start Input rows

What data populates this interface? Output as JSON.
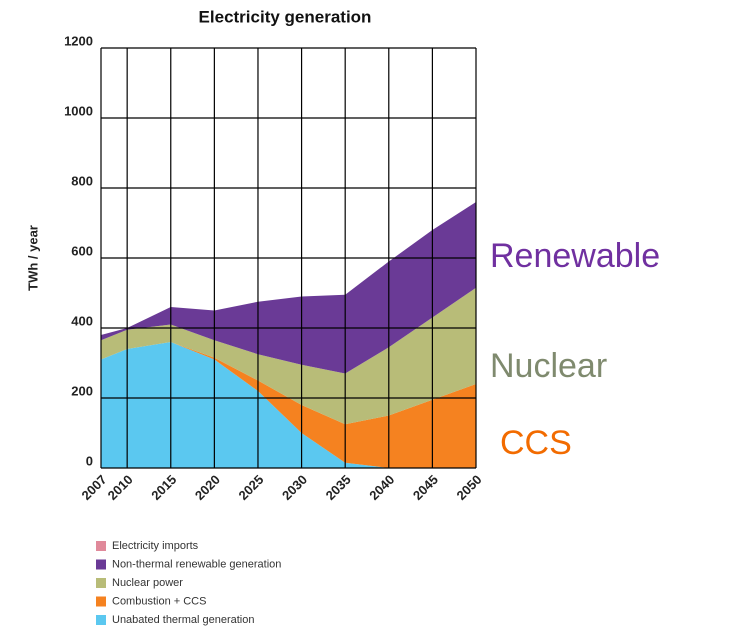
{
  "chart_data": {
    "type": "stacked_area",
    "title": "Electricity generation",
    "y_label": "TWh / year",
    "x": [
      2007,
      2010,
      2015,
      2020,
      2025,
      2030,
      2035,
      2040,
      2045,
      2050
    ],
    "xlim": [
      2007,
      2050
    ],
    "xticks": [
      2007,
      2010,
      2015,
      2020,
      2025,
      2030,
      2035,
      2040,
      2045,
      2050
    ],
    "ylim": [
      0,
      1200
    ],
    "yticks": [
      0,
      200,
      400,
      600,
      800,
      1000,
      1200
    ],
    "grid": true,
    "series": [
      {
        "name": "Unabated thermal generation",
        "color": "#5bc8f0",
        "values": [
          310,
          340,
          360,
          310,
          220,
          100,
          15,
          0,
          0,
          0
        ]
      },
      {
        "name": "Combustion + CCS",
        "color": "#f58220",
        "values": [
          0,
          0,
          0,
          5,
          30,
          80,
          110,
          150,
          195,
          240
        ]
      },
      {
        "name": "Nuclear power",
        "color": "#b8bc78",
        "values": [
          55,
          55,
          50,
          50,
          75,
          115,
          145,
          195,
          235,
          275
        ]
      },
      {
        "name": "Non-thermal renewable generation",
        "color": "#6a3a96",
        "values": [
          15,
          5,
          50,
          85,
          150,
          195,
          225,
          245,
          250,
          245
        ]
      },
      {
        "name": "Electricity imports",
        "color": "#e0899a",
        "values": [
          0,
          0,
          0,
          0,
          0,
          0,
          0,
          0,
          0,
          0
        ]
      }
    ],
    "annotations": [
      {
        "text": "Renewable",
        "color": "#7030a0"
      },
      {
        "text": "Nuclear",
        "color": "#7f8a6e"
      },
      {
        "text": "CCS",
        "color": "#f26b00"
      }
    ]
  }
}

end Input rows

Request — Look through the entries above; copy every line holding the string "color".

Written solution —
        "color": "#5bc8f0",
        "color": "#f58220",
        "color": "#b8bc78",
        "color": "#6a3a96",
        "color": "#e0899a",
        "color": "#7030a0"
        "color": "#7f8a6e"
        "color": "#f26b00"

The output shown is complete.